Pick out each line in the records below that contains the string "Tonnara", and copy those lines in full.

[Excerpts from a layout annotation set]
## START
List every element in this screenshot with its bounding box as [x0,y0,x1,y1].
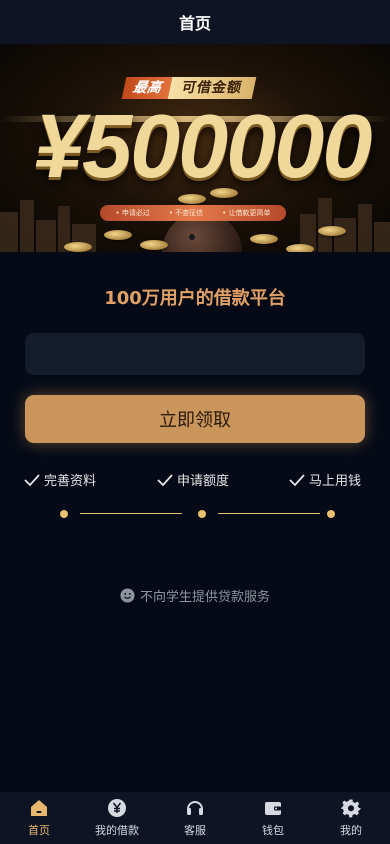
smile-icon [120,588,135,603]
headset-icon [187,801,203,815]
coin-image [318,226,346,236]
home-icon [31,800,47,816]
bottom-tab-bar: 首页 我的借款 客服 钱包 我的 [0,792,390,844]
step-label: 完善资料 [44,474,97,489]
yen-coin-icon [108,799,126,817]
coin-image [104,230,132,240]
coin-image [64,242,92,252]
tab-label: 首页 [28,824,50,837]
carousel-dot[interactable] [189,234,195,240]
tab-home[interactable]: 首页 [0,792,78,844]
progress-line [80,513,182,514]
feature-item: • 申请必过 [115,209,150,217]
gear-icon [341,799,361,818]
notice-text: 不向学生提供贷款服务 [139,590,270,605]
check-icon [289,473,305,486]
progress-line [218,513,320,514]
page-title: 首页 [178,14,211,33]
carousel-indicator[interactable] [189,234,195,240]
coin-image [250,234,278,244]
step-item: 马上用钱 [289,470,361,489]
check-icon [24,473,40,486]
platform-tagline: 100万用户的借款平台 [104,288,286,309]
tab-label: 我的借款 [95,824,139,837]
progress-dot [327,510,335,518]
step-item: 申请额度 [157,470,229,489]
claim-button[interactable]: 立即领取 [25,395,365,443]
coin-image [286,244,314,252]
phone-input[interactable] [25,333,365,375]
max-amount-value: ¥500000 [34,97,372,197]
tab-label: 我的 [340,824,362,837]
tab-my-loans[interactable]: 我的借款 [78,792,156,844]
progress-dot [60,510,68,518]
tab-support[interactable]: 客服 [156,792,234,844]
coin-image [140,240,168,250]
app-header: 首页 [0,0,390,44]
promo-banner[interactable]: 最高 可借金额 ¥500000 • 申请必过 • 不查征信 • 让借款更简单 [0,44,390,252]
feature-pill: • 申请必过 • 不查征信 • 让借款更简单 [100,205,286,221]
step-label: 马上用钱 [309,474,362,489]
check-icon [157,473,173,486]
feature-item: • 不查征信 [168,209,204,217]
feature-item: • 让借款更简单 [222,209,271,217]
tab-label: 钱包 [262,824,284,837]
tab-label: 客服 [184,824,206,837]
process-steps: 完善资料 申请额度 马上用钱 [0,470,390,490]
step-progress [0,507,390,521]
progress-dot [198,510,206,518]
step-label: 申请额度 [177,474,230,489]
step-item: 完善资料 [24,470,96,489]
wallet-icon [265,802,281,815]
student-notice: 不向学生提供贷款服务 [0,586,390,605]
tab-profile[interactable]: 我的 [312,792,390,844]
tab-wallet[interactable]: 钱包 [234,792,312,844]
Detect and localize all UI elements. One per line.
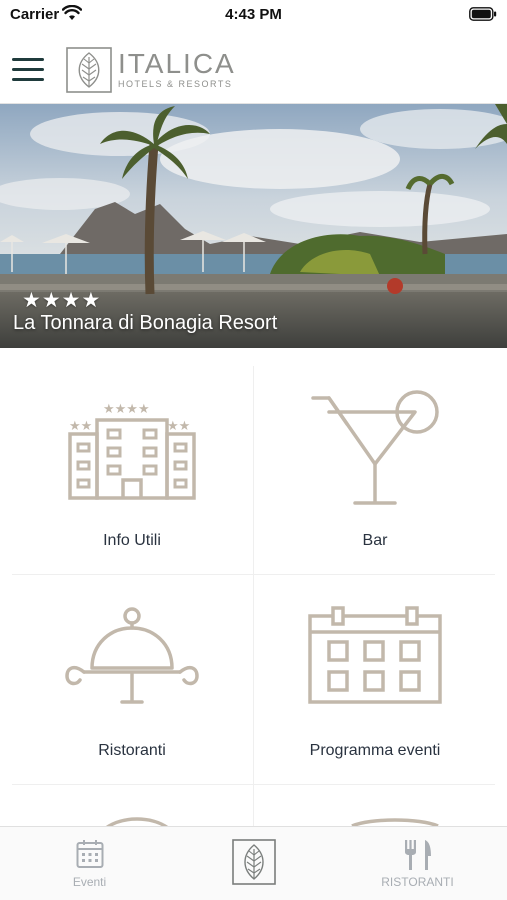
menu-button[interactable]: [12, 58, 46, 82]
logo-subtitle: HOTELS & RESORTS: [118, 79, 233, 89]
tab-home[interactable]: [169, 827, 338, 900]
italica-logo-icon: [231, 839, 276, 885]
hamburger-line: [12, 68, 44, 71]
hotel-hero-banner[interactable]: ★★★★ La Tonnara di Bonagia Resort: [0, 104, 507, 348]
svg-text:★★: ★★: [69, 419, 92, 434]
tile-label: Info Utili: [103, 532, 161, 549]
battery-icon: [469, 7, 497, 21]
hamburger-line: [12, 58, 44, 61]
tile-info-utili[interactable]: ★★★★ ★★ ★★ Info Utili: [12, 366, 252, 574]
cocktail-glass-icon: [311, 390, 439, 505]
hotel-star-rating: ★★★★: [22, 289, 102, 312]
tile-label: Bar: [362, 532, 388, 549]
hotel-name: La Tonnara di Bonagia Resort: [13, 312, 278, 334]
grid-divider: [12, 784, 495, 785]
hotel-building-icon: ★★★★ ★★ ★★: [68, 402, 196, 500]
app-header: ITALICA HOTELS & RESORTS: [0, 30, 507, 104]
tile-label: Programma eventi: [309, 742, 441, 759]
calendar-icon: [308, 606, 442, 704]
tile-ristoranti[interactable]: Ristoranti: [12, 576, 252, 784]
leaf-logo-icon: [66, 47, 112, 93]
svg-text:★★★★: ★★★★: [103, 402, 150, 417]
tile-label: Ristoranti: [98, 742, 166, 759]
status-bar: Carrier 4:43 PM: [0, 0, 507, 30]
italica-logo: ITALICA HOTELS & RESORTS: [66, 46, 236, 94]
status-time: 4:43 PM: [225, 6, 282, 23]
tab-label: RISTORANTI: [381, 875, 454, 889]
tab-label: Eventi: [72, 875, 107, 889]
grid-divider: [12, 574, 495, 575]
logo-title: ITALICA: [118, 48, 236, 79]
tab-eventi[interactable]: Eventi: [5, 827, 174, 900]
svg-text:★★: ★★: [167, 419, 190, 434]
hamburger-line: [12, 78, 44, 81]
services-grid: ★★★★ ★★ ★★ Info Utili Bar Ristoranti Pro…: [12, 366, 495, 828]
grid-divider: [253, 366, 254, 826]
tab-ristoranti[interactable]: RISTORANTI: [333, 827, 502, 900]
fork-knife-icon: [404, 840, 431, 870]
cloche-icon: [65, 607, 199, 704]
tile-programma-eventi[interactable]: Programma eventi: [255, 576, 495, 784]
bottom-tab-bar: Eventi RISTORANTI: [0, 826, 507, 900]
tile-bar[interactable]: Bar: [255, 366, 495, 574]
calendar-icon: [76, 840, 103, 868]
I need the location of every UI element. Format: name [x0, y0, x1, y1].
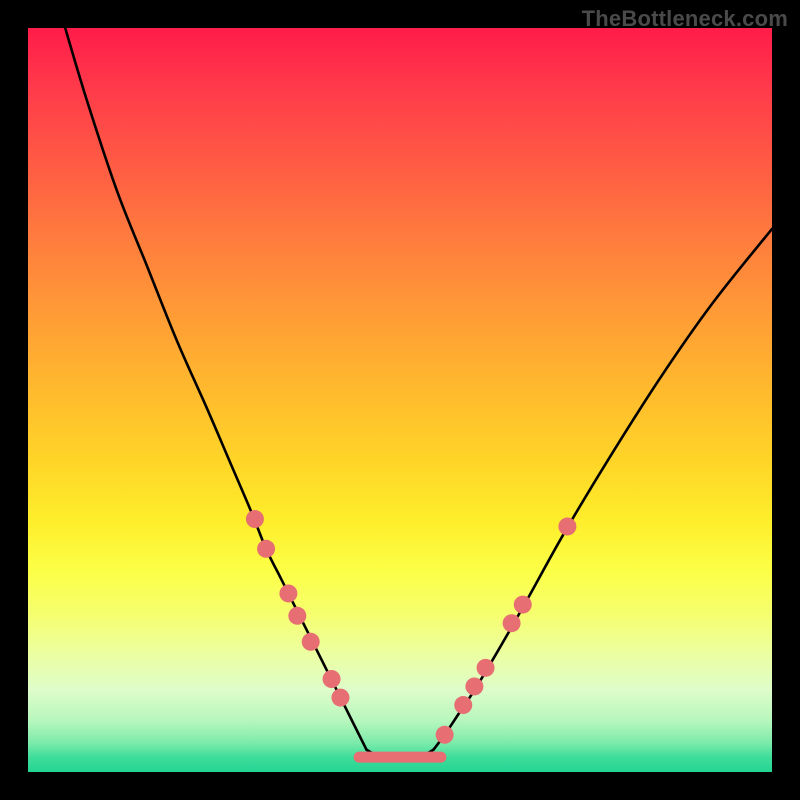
data-marker	[323, 670, 341, 688]
plot-area	[28, 28, 772, 772]
markers-right	[436, 517, 577, 743]
curve-left	[65, 28, 366, 750]
data-marker	[454, 696, 472, 714]
data-marker	[288, 607, 306, 625]
data-marker	[477, 659, 495, 677]
chart-svg	[28, 28, 772, 772]
data-marker	[436, 726, 454, 744]
data-marker	[302, 633, 320, 651]
data-marker	[331, 689, 349, 707]
chart-stage: TheBottleneck.com	[0, 0, 800, 800]
data-marker	[514, 596, 532, 614]
data-marker	[257, 540, 275, 558]
data-marker	[465, 677, 483, 695]
data-marker	[503, 614, 521, 632]
data-marker	[279, 584, 297, 602]
watermark-text: TheBottleneck.com	[582, 6, 788, 32]
data-marker	[558, 517, 576, 535]
data-marker	[246, 510, 264, 528]
curve-group	[65, 28, 772, 757]
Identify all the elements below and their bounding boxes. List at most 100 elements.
## END
- **SOLUTION TO THE EXERCISE**
hotel-hero-banner[interactable]: ★★★★ La Tonnara di Bonagia Resort: [0, 104, 507, 348]
hotel-name: La Tonnara di Bonagia Resort: [13, 312, 278, 334]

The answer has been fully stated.